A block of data
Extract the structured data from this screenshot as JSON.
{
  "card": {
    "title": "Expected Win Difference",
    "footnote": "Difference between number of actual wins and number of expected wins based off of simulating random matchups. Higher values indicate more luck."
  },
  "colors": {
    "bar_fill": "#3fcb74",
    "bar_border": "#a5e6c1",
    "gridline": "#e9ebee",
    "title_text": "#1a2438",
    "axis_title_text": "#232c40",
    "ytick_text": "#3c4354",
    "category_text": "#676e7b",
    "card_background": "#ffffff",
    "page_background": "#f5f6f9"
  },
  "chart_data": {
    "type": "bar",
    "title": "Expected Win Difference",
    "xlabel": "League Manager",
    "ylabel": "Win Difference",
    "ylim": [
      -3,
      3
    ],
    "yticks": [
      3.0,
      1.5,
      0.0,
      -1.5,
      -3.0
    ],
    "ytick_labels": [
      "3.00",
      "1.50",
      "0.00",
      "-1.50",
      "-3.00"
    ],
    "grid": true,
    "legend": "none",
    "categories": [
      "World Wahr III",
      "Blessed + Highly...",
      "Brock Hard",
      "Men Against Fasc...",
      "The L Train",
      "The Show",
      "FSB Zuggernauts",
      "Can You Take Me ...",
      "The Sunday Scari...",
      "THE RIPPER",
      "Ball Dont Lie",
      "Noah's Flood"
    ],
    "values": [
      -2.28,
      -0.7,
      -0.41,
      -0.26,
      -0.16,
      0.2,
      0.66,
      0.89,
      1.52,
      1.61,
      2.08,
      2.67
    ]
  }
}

--- What is needed ---
All the entries above need to be reproduced exactly.

--- Full output ---
Extract the structured data from this screenshot as JSON.
{
  "card": {
    "title": "Expected Win Difference",
    "footnote": "Difference between number of actual wins and number of expected wins based off of simulating random matchups. Higher values indicate more luck."
  },
  "colors": {
    "bar_fill": "#3fcb74",
    "bar_border": "#a5e6c1",
    "gridline": "#e9ebee",
    "title_text": "#1a2438",
    "axis_title_text": "#232c40",
    "ytick_text": "#3c4354",
    "category_text": "#676e7b",
    "card_background": "#ffffff",
    "page_background": "#f5f6f9"
  },
  "chart_data": {
    "type": "bar",
    "title": "Expected Win Difference",
    "xlabel": "League Manager",
    "ylabel": "Win Difference",
    "ylim": [
      -3,
      3
    ],
    "yticks": [
      3.0,
      1.5,
      0.0,
      -1.5,
      -3.0
    ],
    "ytick_labels": [
      "3.00",
      "1.50",
      "0.00",
      "-1.50",
      "-3.00"
    ],
    "grid": true,
    "legend": "none",
    "categories": [
      "World Wahr III",
      "Blessed + Highly...",
      "Brock Hard",
      "Men Against Fasc...",
      "The L Train",
      "The Show",
      "FSB Zuggernauts",
      "Can You Take Me ...",
      "The Sunday Scari...",
      "THE RIPPER",
      "Ball Dont Lie",
      "Noah's Flood"
    ],
    "values": [
      -2.28,
      -0.7,
      -0.41,
      -0.26,
      -0.16,
      0.2,
      0.66,
      0.89,
      1.52,
      1.61,
      2.08,
      2.67
    ]
  }
}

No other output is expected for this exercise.